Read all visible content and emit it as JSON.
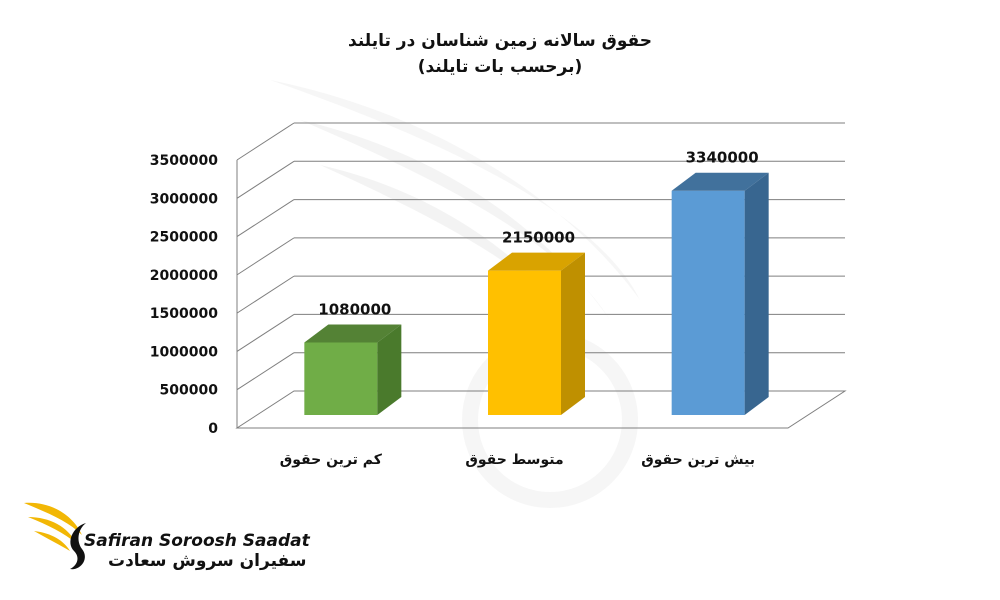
{
  "chart_data": {
    "type": "bar",
    "title": "حقوق سالانه زمین شناسان در تایلند",
    "subtitle": "(برحسب بات تایلند)",
    "categories": [
      "کم ترین حقوق",
      "متوسط حقوق",
      "بیش ترین حقوق"
    ],
    "values": [
      1080000,
      2150000,
      3340000
    ],
    "data_labels": [
      "1080000",
      "2150000",
      "3340000"
    ],
    "y_ticks": [
      "0",
      "500000",
      "1000000",
      "1500000",
      "2000000",
      "2500000",
      "3000000",
      "3500000"
    ],
    "ylim": [
      0,
      3500000
    ],
    "grid": true,
    "style": "3d-column",
    "colors": {
      "front": [
        "#70ad47",
        "#ffc000",
        "#5b9bd5"
      ],
      "top": [
        "#548235",
        "#d9a300",
        "#41719c"
      ],
      "side": [
        "#4a7a2c",
        "#bf9000",
        "#386690"
      ],
      "grid": "#7f7f7f"
    }
  },
  "logo": {
    "name_en": "Safiran Soroosh Saadat",
    "name_fa": "سفیران سروش سعادت",
    "colors": {
      "wing": "#f2b705",
      "text": "#111111"
    }
  }
}
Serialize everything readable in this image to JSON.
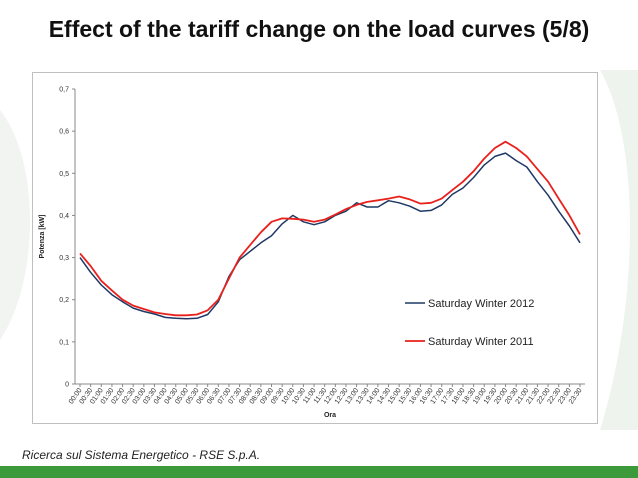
{
  "slide": {
    "title": "Effect of the tariff change on the load curves (5/8)",
    "footer": "Ricerca sul Sistema Energetico - RSE S.p.A.",
    "accent_color": "#3c9a3a"
  },
  "chart_data": {
    "type": "line",
    "title": "",
    "xlabel": "Ora",
    "ylabel": "Potenza [kW]",
    "ylim": [
      0,
      0.7
    ],
    "yticks": [
      "0",
      "0,1",
      "0,2",
      "0,3",
      "0,4",
      "0,5",
      "0,6",
      "0,7"
    ],
    "ytick_values": [
      0,
      0.1,
      0.2,
      0.3,
      0.4,
      0.5,
      0.6,
      0.7
    ],
    "grid": false,
    "legend_position": "center-right",
    "x": [
      "00:00",
      "00:30",
      "01:00",
      "01:30",
      "02:00",
      "02:30",
      "03:00",
      "03:30",
      "04:00",
      "04:30",
      "05:00",
      "05:30",
      "06:00",
      "06:30",
      "07:00",
      "07:30",
      "08:00",
      "08:30",
      "09:00",
      "09:30",
      "10:00",
      "10:30",
      "11:00",
      "11:30",
      "12:00",
      "12:30",
      "13:00",
      "13:30",
      "14:00",
      "14:30",
      "15:00",
      "15:30",
      "16:00",
      "16:30",
      "17:00",
      "17:30",
      "18:00",
      "18:30",
      "19:00",
      "19:30",
      "20:00",
      "20:30",
      "21:00",
      "21:30",
      "22:00",
      "22:30",
      "23:00",
      "23:30"
    ],
    "series": [
      {
        "name": "Saturday Winter 2012",
        "color": "#1f3864",
        "values": [
          0.3,
          0.265,
          0.235,
          0.212,
          0.195,
          0.18,
          0.172,
          0.166,
          0.158,
          0.156,
          0.155,
          0.156,
          0.165,
          0.195,
          0.255,
          0.295,
          0.315,
          0.335,
          0.352,
          0.38,
          0.4,
          0.385,
          0.378,
          0.385,
          0.4,
          0.41,
          0.43,
          0.42,
          0.42,
          0.435,
          0.43,
          0.422,
          0.41,
          0.412,
          0.425,
          0.45,
          0.465,
          0.49,
          0.52,
          0.54,
          0.548,
          0.53,
          0.515,
          0.48,
          0.448,
          0.41,
          0.375,
          0.335
        ]
      },
      {
        "name": "Saturday Winter 2011",
        "color": "#e8211d",
        "values": [
          0.31,
          0.28,
          0.245,
          0.222,
          0.2,
          0.186,
          0.178,
          0.17,
          0.166,
          0.163,
          0.163,
          0.165,
          0.175,
          0.2,
          0.25,
          0.3,
          0.33,
          0.36,
          0.385,
          0.393,
          0.392,
          0.39,
          0.385,
          0.39,
          0.402,
          0.415,
          0.425,
          0.432,
          0.436,
          0.44,
          0.445,
          0.438,
          0.428,
          0.43,
          0.44,
          0.46,
          0.48,
          0.505,
          0.535,
          0.56,
          0.575,
          0.56,
          0.54,
          0.51,
          0.48,
          0.44,
          0.4,
          0.355
        ]
      }
    ]
  }
}
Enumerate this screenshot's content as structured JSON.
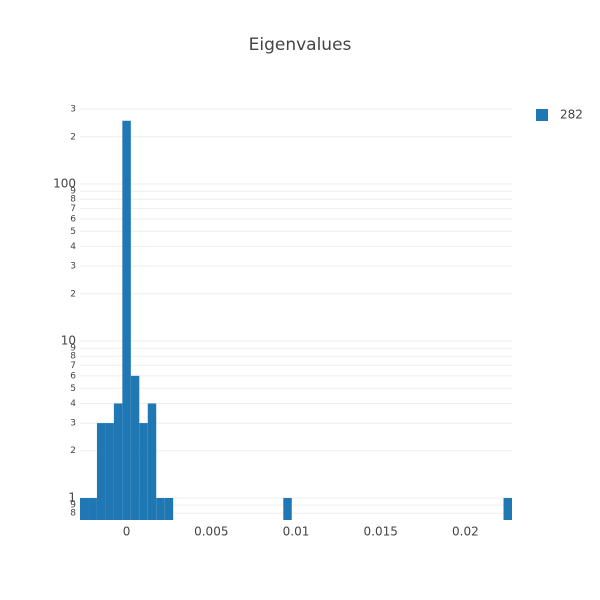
{
  "chart_data": {
    "type": "histogram",
    "title": "Eigenvalues",
    "bins": [
      -0.00275,
      -0.00225,
      -0.00175,
      -0.00125,
      -0.00075,
      -0.00025,
      0.00025,
      0.00075,
      0.00125,
      0.00175,
      0.00225,
      0.00275,
      0.00325,
      0.00375,
      0.00425,
      0.00475,
      0.00525,
      0.00575,
      0.00625,
      0.00675,
      0.00725,
      0.00775,
      0.00825,
      0.00875,
      0.00925,
      0.00975,
      0.01025,
      0.01075,
      0.01125,
      0.01175,
      0.01225,
      0.01275,
      0.01325,
      0.01375,
      0.01425,
      0.01475,
      0.01525,
      0.01575,
      0.01625,
      0.01675,
      0.01725,
      0.01775,
      0.01825,
      0.01875,
      0.01925,
      0.01975,
      0.02025,
      0.02075,
      0.02125,
      0.02175,
      0.02225,
      0.02275
    ],
    "series": [
      {
        "name": "282",
        "color": "#1f77b4",
        "values": [
          1,
          1,
          3,
          3,
          4,
          253,
          6,
          3,
          4,
          1,
          1,
          0,
          0,
          0,
          0,
          0,
          0,
          0,
          0,
          0,
          0,
          0,
          0,
          0,
          1,
          0,
          0,
          0,
          0,
          0,
          0,
          0,
          0,
          0,
          0,
          0,
          0,
          0,
          0,
          0,
          0,
          0,
          0,
          0,
          0,
          0,
          0,
          0,
          0,
          0,
          1
        ]
      }
    ],
    "xlim": [
      -0.00275,
      0.02275
    ],
    "xticks": [
      0,
      0.005,
      0.01,
      0.015,
      0.02
    ],
    "ylim": [
      0.724,
      343
    ],
    "log_y": true,
    "grid": true,
    "yticks": [
      {
        "value": 0.8,
        "label": "8"
      },
      {
        "value": 0.9,
        "label": "9"
      },
      1,
      {
        "value": 2,
        "label": "2"
      },
      {
        "value": 3,
        "label": "3"
      },
      {
        "value": 4,
        "label": "4"
      },
      {
        "value": 5,
        "label": "5"
      },
      {
        "value": 6,
        "label": "6"
      },
      {
        "value": 7,
        "label": "7"
      },
      {
        "value": 8,
        "label": "8"
      },
      {
        "value": 9,
        "label": "9"
      },
      10,
      {
        "value": 20,
        "label": "2"
      },
      {
        "value": 30,
        "label": "3"
      },
      {
        "value": 40,
        "label": "4"
      },
      {
        "value": 50,
        "label": "5"
      },
      {
        "value": 60,
        "label": "6"
      },
      {
        "value": 70,
        "label": "7"
      },
      {
        "value": 80,
        "label": "8"
      },
      {
        "value": 90,
        "label": "9"
      },
      100,
      {
        "value": 200,
        "label": "2"
      },
      {
        "value": 300,
        "label": "3"
      }
    ],
    "legend": "top-right"
  }
}
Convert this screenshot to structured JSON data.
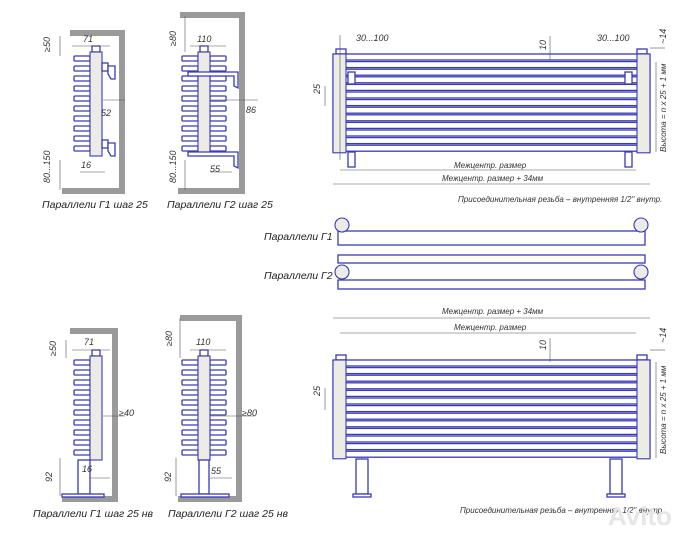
{
  "side_views": [
    {
      "caption": "Параллели Г1 шаг 25",
      "top_gap": "≥50",
      "depth": "71",
      "wall_gap": "52",
      "offset": "16",
      "bottom_gap": "80...150"
    },
    {
      "caption": "Параллели Г2 шаг 25",
      "top_gap": "≥80",
      "depth": "110",
      "wall_gap": "86",
      "offset": "55",
      "bottom_gap": "80...150"
    },
    {
      "caption": "Параллели Г1 шаг 25 нв",
      "top_gap": "≥50",
      "depth": "71",
      "wall_gap": "≥40",
      "offset": "16",
      "bottom_gap": "92"
    },
    {
      "caption": "Параллели Г2 шаг 25 нв",
      "top_gap": "≥80",
      "depth": "110",
      "wall_gap": "≥80",
      "offset": "55",
      "bottom_gap": "92"
    }
  ],
  "front_wall": {
    "bracket_left": "30...100",
    "bracket_right": "30...100",
    "tube_gap": "10",
    "top_offset": "~14",
    "pitch": "25",
    "height_formula": "Высота = n x 25 + 1 мм",
    "center_distance": "Межцентр. размер",
    "overall": "Межцентр. размер + 34мм",
    "thread_note": "Присоединительная резьба – внутренняя 1/2\" внутр."
  },
  "top_views": {
    "g1_label": "Параллели Г1",
    "g2_label": "Параллели Г2"
  },
  "front_floor": {
    "overall": "Межцентр. размер + 34мм",
    "center_distance": "Межцентр. размер",
    "tube_gap": "10",
    "top_offset": "~14",
    "pitch": "25",
    "height_formula": "Высота = n x 25 + 1 мм",
    "thread_note": "Присоединительная резьба – внутренняя 1/2\" внутр."
  },
  "watermark": "Avito",
  "colors": {
    "tube": "#3a3ab8",
    "wall": "#9a9a9a",
    "column": "#ecebe6"
  }
}
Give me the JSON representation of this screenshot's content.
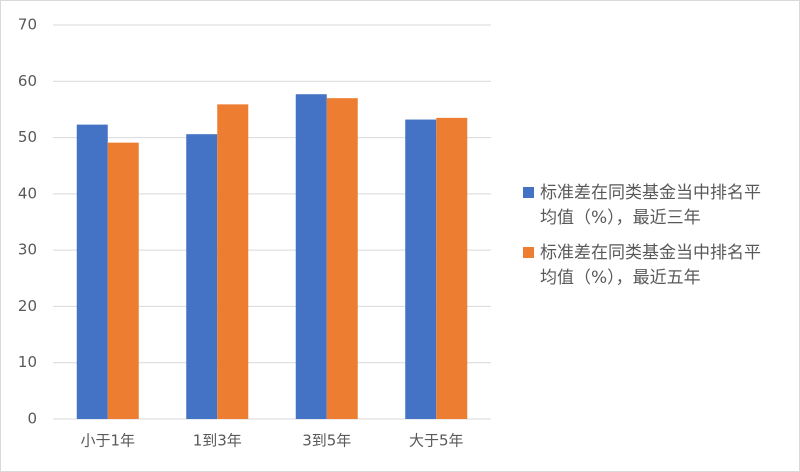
{
  "chart_data": {
    "type": "bar",
    "categories": [
      "小于1年",
      "1到3年",
      "3到5年",
      "大于5年"
    ],
    "series": [
      {
        "name": "标准差在同类基金当中排名平均值（%），最近三年",
        "color": "#4472c4",
        "values": [
          52.3,
          50.6,
          57.7,
          53.2
        ]
      },
      {
        "name": "标准差在同类基金当中排名平均值（%），最近五年",
        "color": "#ed7d31",
        "values": [
          49.1,
          55.9,
          57.0,
          53.5
        ]
      }
    ],
    "ylim": [
      0,
      70
    ],
    "yticks": [
      0,
      10,
      20,
      30,
      40,
      50,
      60,
      70
    ],
    "grid": true,
    "legend": "right"
  }
}
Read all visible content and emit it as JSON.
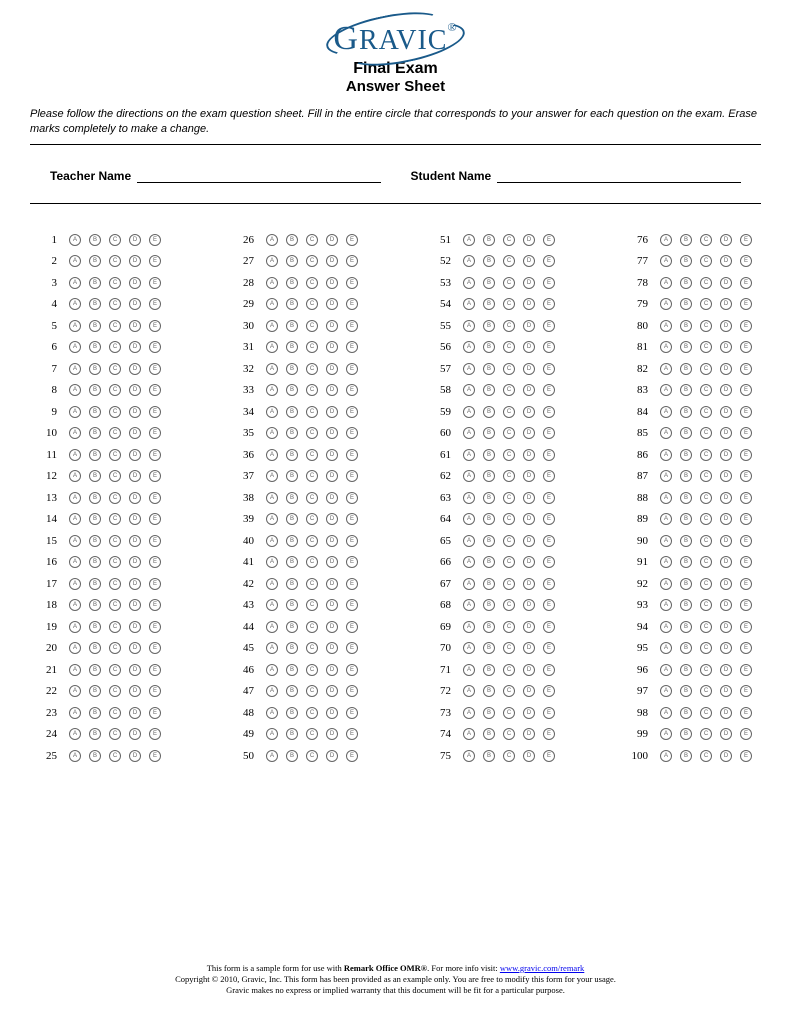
{
  "header": {
    "logo_text": "GRAVIC",
    "logo_suffix": "®",
    "title": "Final Exam",
    "subtitle": "Answer Sheet"
  },
  "instructions": "Please follow the directions on the exam question sheet. Fill in the entire circle that corresponds to your answer for each question on the exam. Erase marks completely to make a change.",
  "fields": {
    "teacher_label": "Teacher Name",
    "student_label": "Student Name"
  },
  "answers": {
    "num_questions": 100,
    "questions_per_column": 25,
    "options": [
      "A",
      "B",
      "C",
      "D",
      "E"
    ]
  },
  "footer": {
    "line1_a": "This form is a sample form for use with ",
    "line1_b": "Remark Office OMR®",
    "line1_c": ". For more info visit: ",
    "link_text": "www.gravic.com/remark",
    "line2": "Copyright © 2010, Gravic, Inc. This form has been provided as an example only. You are free to modify this form for your usage.",
    "line3": "Gravic makes no express or implied warranty that this document will be fit for a particular purpose."
  },
  "colors": {
    "logo": "#1a5a8a",
    "text": "#000000",
    "bubble_border": "#666666",
    "link": "#0000ee"
  }
}
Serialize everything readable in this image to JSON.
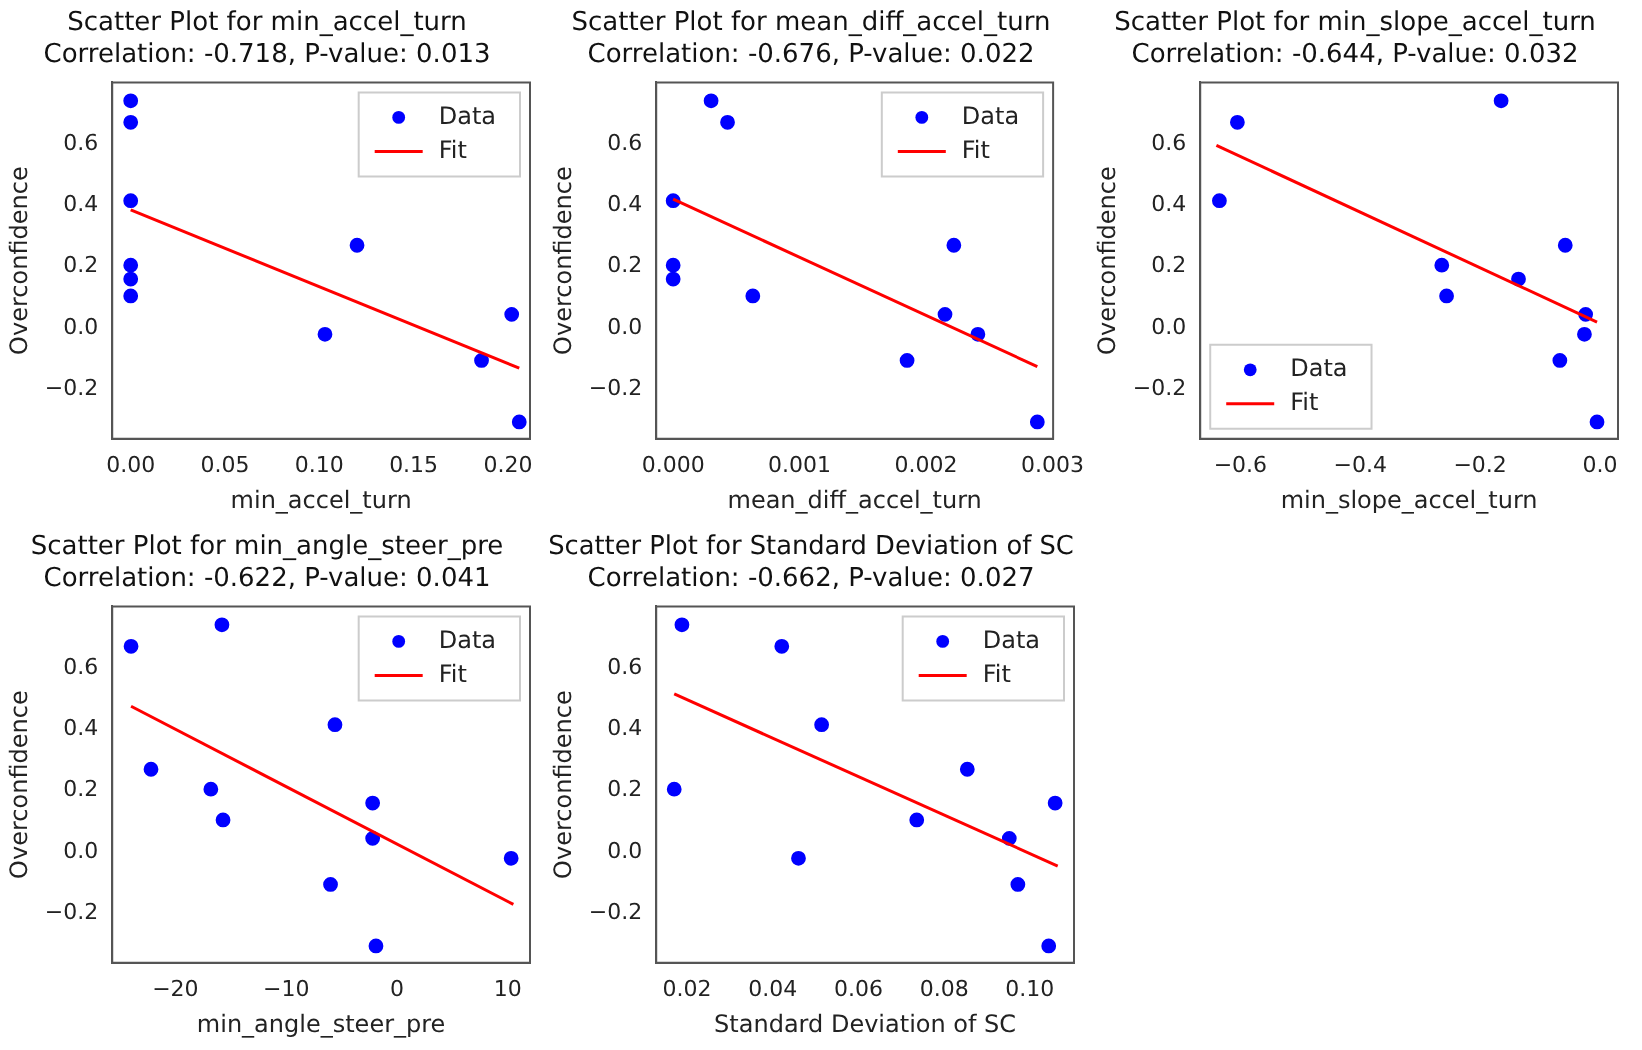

══════════

Tally up the lines in the preceding listing that contain the string "Saturday". Respond with the number and nothing else.

Problem solution: 2